━━ Exercise materials ━━
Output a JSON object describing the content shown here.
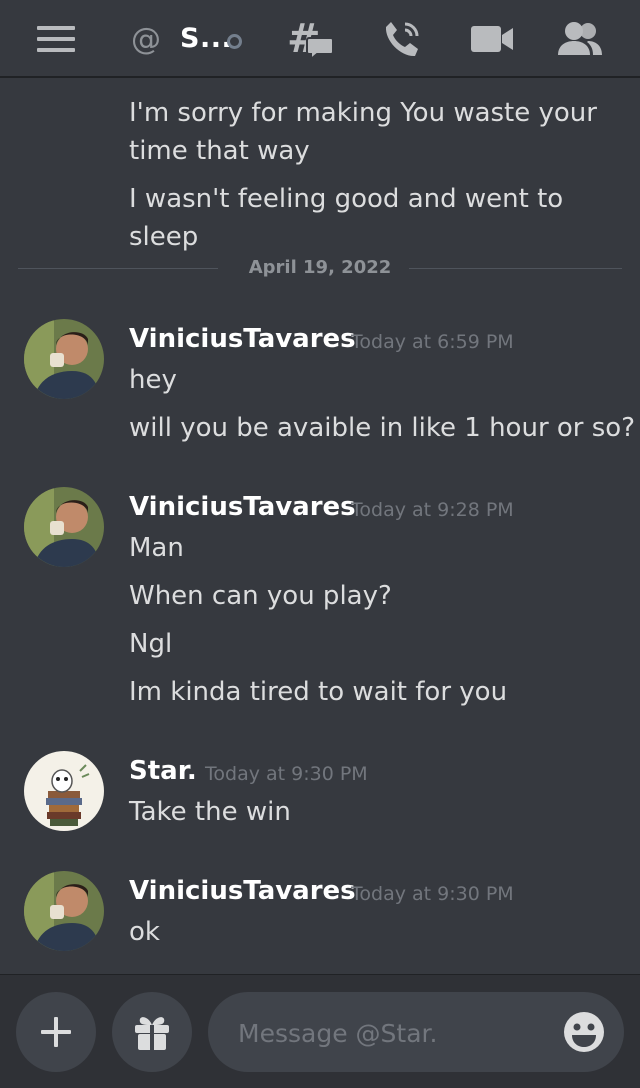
{
  "header": {
    "at_symbol": "@",
    "dm_name": "S...",
    "icons": [
      "hamburger-icon",
      "threads-icon",
      "call-icon",
      "video-icon",
      "members-icon"
    ]
  },
  "messages": {
    "continued": [
      "I'm sorry for making You waste your time that way",
      "I wasn't feeling good and went to sleep"
    ],
    "date_divider": "April 19, 2022",
    "groups": [
      {
        "author": "ViniciusTavares",
        "timestamp": "Today at 6:59 PM",
        "lines": [
          "hey",
          "will you be avaible in like 1 hour or so?"
        ]
      },
      {
        "author": "ViniciusTavares",
        "timestamp": "Today at 9:28 PM",
        "lines": [
          "Man",
          "When can you play?",
          "Ngl",
          "Im kinda tired to wait for you"
        ]
      },
      {
        "author": "Star.",
        "timestamp": "Today at 9:30 PM",
        "lines": [
          "Take the win"
        ]
      },
      {
        "author": "ViniciusTavares",
        "timestamp": "Today at 9:30 PM",
        "lines": [
          "ok"
        ]
      }
    ]
  },
  "composer": {
    "placeholder": "Message @Star."
  },
  "colors": {
    "background": "#36393f",
    "composer_bar": "#2f3136",
    "input_bg": "#40444b",
    "text": "#dcddde",
    "muted": "#72767d"
  }
}
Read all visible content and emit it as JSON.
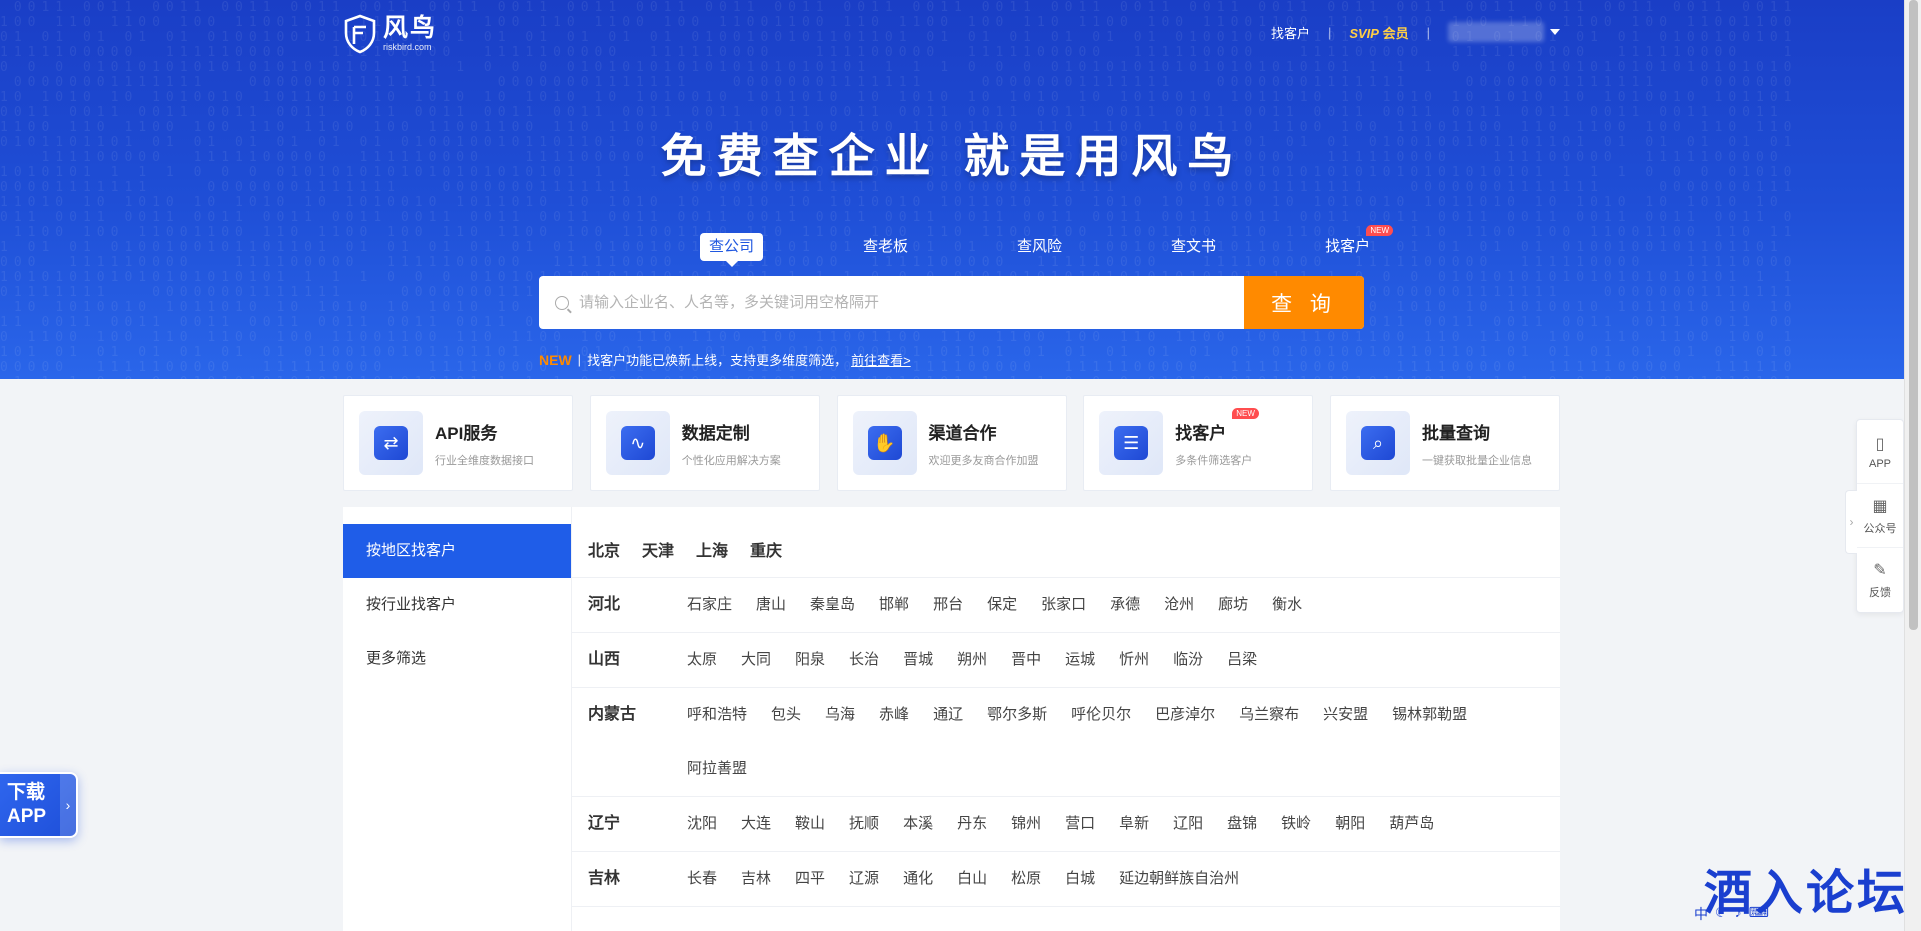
{
  "brand": {
    "name": "风鸟",
    "domain": "riskbird.com"
  },
  "topnav": {
    "find_customers": "找客户",
    "svip_prefix": "SVIP",
    "svip_suffix": "会员"
  },
  "hero": {
    "slogan": "免费查企业 就是用风鸟"
  },
  "search_tabs": [
    {
      "label": "查公司",
      "active": true
    },
    {
      "label": "查老板"
    },
    {
      "label": "查风险"
    },
    {
      "label": "查文书"
    },
    {
      "label": "找客户",
      "badge": "NEW"
    }
  ],
  "search": {
    "placeholder": "请输入企业名、人名等，多关键词用空格隔开",
    "button_label": "查 询"
  },
  "notice": {
    "tag": "NEW",
    "text": "找客户功能已焕新上线，支持更多维度筛选，",
    "link": "前往查看>"
  },
  "services": [
    {
      "title": "API服务",
      "subtitle": "行业全维度数据接口",
      "icon": "api-link-icon"
    },
    {
      "title": "数据定制",
      "subtitle": "个性化应用解决方案",
      "icon": "monitor-chart-icon"
    },
    {
      "title": "渠道合作",
      "subtitle": "欢迎更多友商合作加盟",
      "icon": "handshake-icon"
    },
    {
      "title": "找客户",
      "subtitle": "多条件筛选客户",
      "icon": "document-search-icon",
      "badge": "NEW"
    },
    {
      "title": "批量查询",
      "subtitle": "一键获取批量企业信息",
      "icon": "batch-search-icon"
    }
  ],
  "sidebar": {
    "items": [
      {
        "label": "按地区找客户",
        "active": true
      },
      {
        "label": "按行业找客户"
      },
      {
        "label": "更多筛选"
      }
    ]
  },
  "municipalities": [
    "北京",
    "天津",
    "上海",
    "重庆"
  ],
  "provinces": [
    {
      "name": "河北",
      "cities": [
        "石家庄",
        "唐山",
        "秦皇岛",
        "邯郸",
        "邢台",
        "保定",
        "张家口",
        "承德",
        "沧州",
        "廊坊",
        "衡水"
      ]
    },
    {
      "name": "山西",
      "cities": [
        "太原",
        "大同",
        "阳泉",
        "长治",
        "晋城",
        "朔州",
        "晋中",
        "运城",
        "忻州",
        "临汾",
        "吕梁"
      ]
    },
    {
      "name": "内蒙古",
      "cities": [
        "呼和浩特",
        "包头",
        "乌海",
        "赤峰",
        "通辽",
        "鄂尔多斯",
        "呼伦贝尔",
        "巴彦淖尔",
        "乌兰察布",
        "兴安盟",
        "锡林郭勒盟",
        "阿拉善盟"
      ]
    },
    {
      "name": "辽宁",
      "cities": [
        "沈阳",
        "大连",
        "鞍山",
        "抚顺",
        "本溪",
        "丹东",
        "锦州",
        "营口",
        "阜新",
        "辽阳",
        "盘锦",
        "铁岭",
        "朝阳",
        "葫芦岛"
      ]
    },
    {
      "name": "吉林",
      "cities": [
        "长春",
        "吉林",
        "四平",
        "辽源",
        "通化",
        "白山",
        "松原",
        "白城",
        "延边朝鲜族自治州"
      ]
    }
  ],
  "float_panel": [
    {
      "label": "APP",
      "icon": "phone-icon"
    },
    {
      "label": "公众号",
      "icon": "qrcode-icon"
    },
    {
      "label": "反馈",
      "icon": "edit-icon"
    }
  ],
  "download_app": {
    "line1": "下载",
    "line2": "APP"
  },
  "watermark": "酒入论坛",
  "colors": {
    "brand_blue": "#1f5de8",
    "search_orange": "#ff8a00",
    "svip_gold": "#ffcf45",
    "badge_red": "#ff4d4f"
  }
}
━━━
◆ **Stated problem**:
Pictures appear in the records above. Output everything except them, exactly.

◆ **Answer to the exercise**:
Output a JSON object describing the content shown here.
{
  "header": {
    "at_symbol": "@",
    "dm_name": "S...",
    "icons": [
      "hamburger-icon",
      "threads-icon",
      "call-icon",
      "video-icon",
      "members-icon"
    ]
  },
  "messages": {
    "continued": [
      "I'm sorry for making You waste your time that way",
      "I wasn't feeling good and went to sleep"
    ],
    "date_divider": "April 19, 2022",
    "groups": [
      {
        "author": "ViniciusTavares",
        "timestamp": "Today at 6:59 PM",
        "lines": [
          "hey",
          "will you be avaible in like 1 hour or so?"
        ]
      },
      {
        "author": "ViniciusTavares",
        "timestamp": "Today at 9:28 PM",
        "lines": [
          "Man",
          "When can you play?",
          "Ngl",
          "Im kinda tired to wait for you"
        ]
      },
      {
        "author": "Star.",
        "timestamp": "Today at 9:30 PM",
        "lines": [
          "Take the win"
        ]
      },
      {
        "author": "ViniciusTavares",
        "timestamp": "Today at 9:30 PM",
        "lines": [
          "ok"
        ]
      }
    ]
  },
  "composer": {
    "placeholder": "Message @Star."
  },
  "colors": {
    "background": "#36393f",
    "composer_bar": "#2f3136",
    "input_bg": "#40444b",
    "text": "#dcddde",
    "muted": "#72767d"
  }
}
Read all visible content and emit it as JSON.
{
  "brand": {
    "name": "风鸟",
    "domain": "riskbird.com"
  },
  "topnav": {
    "find_customers": "找客户",
    "svip_prefix": "SVIP",
    "svip_suffix": "会员"
  },
  "hero": {
    "slogan": "免费查企业 就是用风鸟"
  },
  "search_tabs": [
    {
      "label": "查公司",
      "active": true
    },
    {
      "label": "查老板"
    },
    {
      "label": "查风险"
    },
    {
      "label": "查文书"
    },
    {
      "label": "找客户",
      "badge": "NEW"
    }
  ],
  "search": {
    "placeholder": "请输入企业名、人名等，多关键词用空格隔开",
    "button_label": "查 询"
  },
  "notice": {
    "tag": "NEW",
    "text": "找客户功能已焕新上线，支持更多维度筛选，",
    "link": "前往查看>"
  },
  "services": [
    {
      "title": "API服务",
      "subtitle": "行业全维度数据接口",
      "icon": "api-link-icon"
    },
    {
      "title": "数据定制",
      "subtitle": "个性化应用解决方案",
      "icon": "monitor-chart-icon"
    },
    {
      "title": "渠道合作",
      "subtitle": "欢迎更多友商合作加盟",
      "icon": "handshake-icon"
    },
    {
      "title": "找客户",
      "subtitle": "多条件筛选客户",
      "icon": "document-search-icon",
      "badge": "NEW"
    },
    {
      "title": "批量查询",
      "subtitle": "一键获取批量企业信息",
      "icon": "batch-search-icon"
    }
  ],
  "sidebar": {
    "items": [
      {
        "label": "按地区找客户",
        "active": true
      },
      {
        "label": "按行业找客户"
      },
      {
        "label": "更多筛选"
      }
    ]
  },
  "municipalities": [
    "北京",
    "天津",
    "上海",
    "重庆"
  ],
  "provinces": [
    {
      "name": "河北",
      "cities": [
        "石家庄",
        "唐山",
        "秦皇岛",
        "邯郸",
        "邢台",
        "保定",
        "张家口",
        "承德",
        "沧州",
        "廊坊",
        "衡水"
      ]
    },
    {
      "name": "山西",
      "cities": [
        "太原",
        "大同",
        "阳泉",
        "长治",
        "晋城",
        "朔州",
        "晋中",
        "运城",
        "忻州",
        "临汾",
        "吕梁"
      ]
    },
    {
      "name": "内蒙古",
      "cities": [
        "呼和浩特",
        "包头",
        "乌海",
        "赤峰",
        "通辽",
        "鄂尔多斯",
        "呼伦贝尔",
        "巴彦淖尔",
        "乌兰察布",
        "兴安盟",
        "锡林郭勒盟",
        "阿拉善盟"
      ]
    },
    {
      "name": "辽宁",
      "cities": [
        "沈阳",
        "大连",
        "鞍山",
        "抚顺",
        "本溪",
        "丹东",
        "锦州",
        "营口",
        "阜新",
        "辽阳",
        "盘锦",
        "铁岭",
        "朝阳",
        "葫芦岛"
      ]
    },
    {
      "name": "吉林",
      "cities": [
        "长春",
        "吉林",
        "四平",
        "辽源",
        "通化",
        "白山",
        "松原",
        "白城",
        "延边朝鲜族自治州"
      ]
    }
  ],
  "float_panel": [
    {
      "label": "APP",
      "icon": "phone-icon"
    },
    {
      "label": "公众号",
      "icon": "qrcode-icon"
    },
    {
      "label": "反馈",
      "icon": "edit-icon"
    }
  ],
  "download_app": {
    "line1": "下载",
    "line2": "APP"
  },
  "watermark": "酒入论坛",
  "colors": {
    "brand_blue": "#1f5de8",
    "search_orange": "#ff8a00",
    "svip_gold": "#ffcf45",
    "badge_red": "#ff4d4f"
  }
}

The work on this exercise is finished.